Task:
Reproduce every record below exactly as written, but leave out any pictures.

┌────────

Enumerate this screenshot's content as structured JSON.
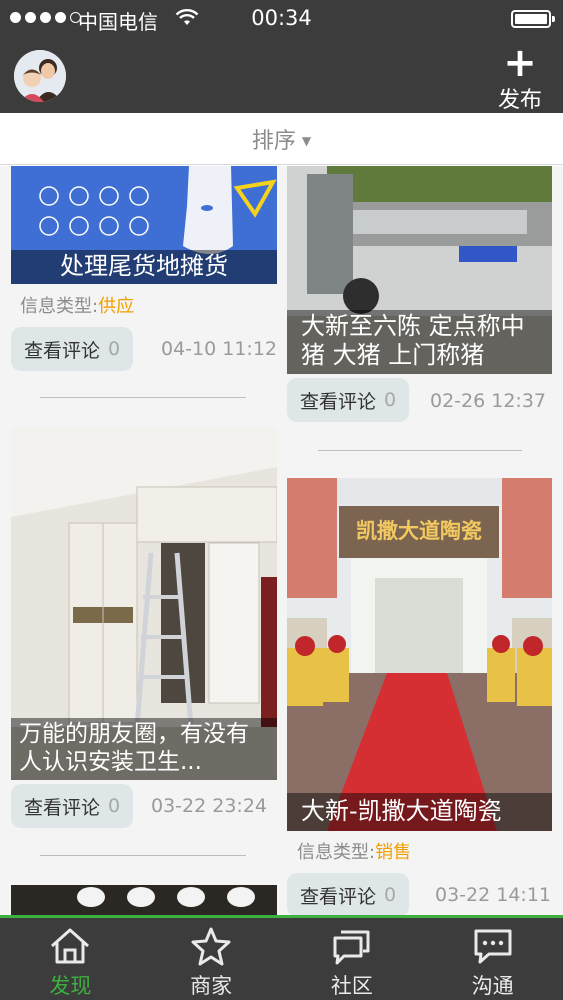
{
  "status_bar": {
    "carrier": "中国电信",
    "time": "00:34"
  },
  "header": {
    "publish_label": "发布"
  },
  "sort": {
    "label": "排序"
  },
  "posts": [
    {
      "title": "处理尾货地摊货",
      "info_label": "信息类型:",
      "info_value": "供应",
      "comment_label": "查看评论",
      "comment_count": "0",
      "date": "04-10 11:12"
    },
    {
      "title": "大新至六陈 定点称中猪 大猪 上门称猪",
      "comment_label": "查看评论",
      "comment_count": "0",
      "date": "02-26 12:37"
    },
    {
      "title": "万能的朋友圈，有没有人认识安装卫生...",
      "comment_label": "查看评论",
      "comment_count": "0",
      "date": "03-22 23:24"
    },
    {
      "title": "大新-凯撒大道陶瓷",
      "image_sign": "凯撒大道陶瓷",
      "info_label": "信息类型:",
      "info_value": "销售",
      "comment_label": "查看评论",
      "comment_count": "0",
      "date": "03-22 14:11"
    }
  ],
  "tabs": [
    {
      "label": "发现",
      "icon": "home-icon"
    },
    {
      "label": "商家",
      "icon": "star-icon"
    },
    {
      "label": "社区",
      "icon": "community-icon"
    },
    {
      "label": "沟通",
      "icon": "chat-icon"
    }
  ],
  "colors": {
    "bar_bg": "#3c3c3c",
    "accent_green": "#3db041",
    "info_orange": "#f0a000"
  }
}
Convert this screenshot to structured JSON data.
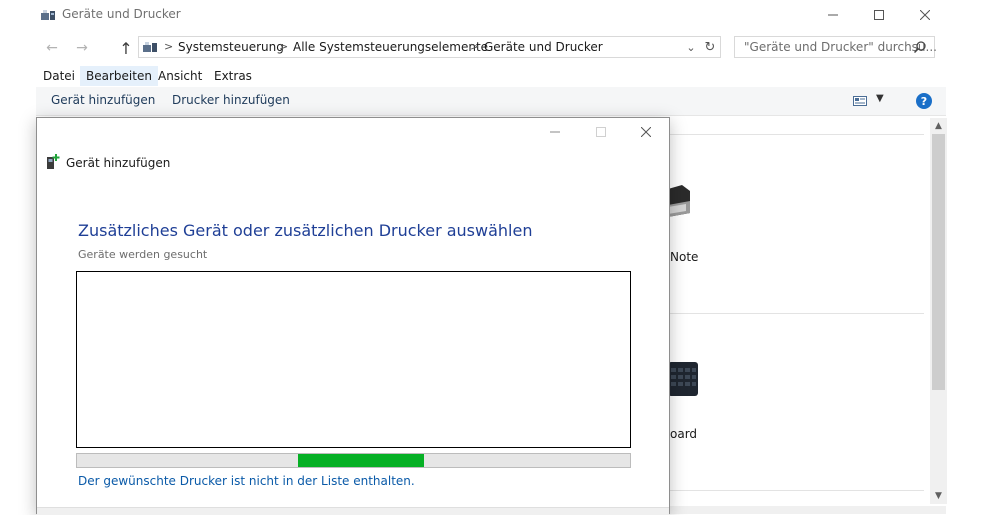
{
  "window": {
    "title": "Geräte und Drucker",
    "breadcrumb": [
      "Systemsteuerung",
      "Alle Systemsteuerungselemente",
      "Geräte und Drucker"
    ],
    "search_placeholder": "\"Geräte und Drucker\" durchsu...",
    "menu": [
      "Datei",
      "Bearbeiten",
      "Ansicht",
      "Extras"
    ],
    "commands": [
      "Gerät hinzufügen",
      "Drucker hinzufügen"
    ],
    "help_label": "?"
  },
  "background_devices": [
    {
      "label": "Note",
      "icon": "printer-icon"
    },
    {
      "label": "oard",
      "icon": "keyboard-icon"
    }
  ],
  "dialog": {
    "app_title": "Gerät hinzufügen",
    "heading": "Zusätzliches Gerät oder zusätzlichen Drucker auswählen",
    "status": "Geräte werden gesucht",
    "progress_fraction_start": 0.4,
    "progress_fraction_end": 0.627,
    "link": "Der gewünschte Drucker ist nicht in der Liste enthalten.",
    "accent_color": "#06b025"
  },
  "colors": {
    "heading_blue": "#1f3f96",
    "link_blue": "#0a5aa8",
    "help_blue": "#1a6fc8"
  }
}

└────────

Task output:
Enumerate this screenshot's content as structured JSON.
{
  "status_bar": {
    "carrier": "中国电信",
    "time": "00:34"
  },
  "header": {
    "publish_label": "发布"
  },
  "sort": {
    "label": "排序"
  },
  "posts": [
    {
      "title": "处理尾货地摊货",
      "info_label": "信息类型:",
      "info_value": "供应",
      "comment_label": "查看评论",
      "comment_count": "0",
      "date": "04-10 11:12"
    },
    {
      "title": "大新至六陈 定点称中猪 大猪 上门称猪",
      "comment_label": "查看评论",
      "comment_count": "0",
      "date": "02-26 12:37"
    },
    {
      "title": "万能的朋友圈，有没有人认识安装卫生...",
      "comment_label": "查看评论",
      "comment_count": "0",
      "date": "03-22 23:24"
    },
    {
      "title": "大新-凯撒大道陶瓷",
      "image_sign": "凯撒大道陶瓷",
      "info_label": "信息类型:",
      "info_value": "销售",
      "comment_label": "查看评论",
      "comment_count": "0",
      "date": "03-22 14:11"
    }
  ],
  "tabs": [
    {
      "label": "发现",
      "icon": "home-icon"
    },
    {
      "label": "商家",
      "icon": "star-icon"
    },
    {
      "label": "社区",
      "icon": "community-icon"
    },
    {
      "label": "沟通",
      "icon": "chat-icon"
    }
  ],
  "colors": {
    "bar_bg": "#3c3c3c",
    "accent_green": "#3db041",
    "info_orange": "#f0a000"
  }
}
Convert this screenshot to structured JSON data.
{
  "window": {
    "title": "Geräte und Drucker",
    "breadcrumb": [
      "Systemsteuerung",
      "Alle Systemsteuerungselemente",
      "Geräte und Drucker"
    ],
    "search_placeholder": "\"Geräte und Drucker\" durchsu...",
    "menu": [
      "Datei",
      "Bearbeiten",
      "Ansicht",
      "Extras"
    ],
    "commands": [
      "Gerät hinzufügen",
      "Drucker hinzufügen"
    ],
    "help_label": "?"
  },
  "background_devices": [
    {
      "label": "Note",
      "icon": "printer-icon"
    },
    {
      "label": "oard",
      "icon": "keyboard-icon"
    }
  ],
  "dialog": {
    "app_title": "Gerät hinzufügen",
    "heading": "Zusätzliches Gerät oder zusätzlichen Drucker auswählen",
    "status": "Geräte werden gesucht",
    "progress_fraction_start": 0.4,
    "progress_fraction_end": 0.627,
    "link": "Der gewünschte Drucker ist nicht in der Liste enthalten.",
    "accent_color": "#06b025"
  },
  "colors": {
    "heading_blue": "#1f3f96",
    "link_blue": "#0a5aa8",
    "help_blue": "#1a6fc8"
  }
}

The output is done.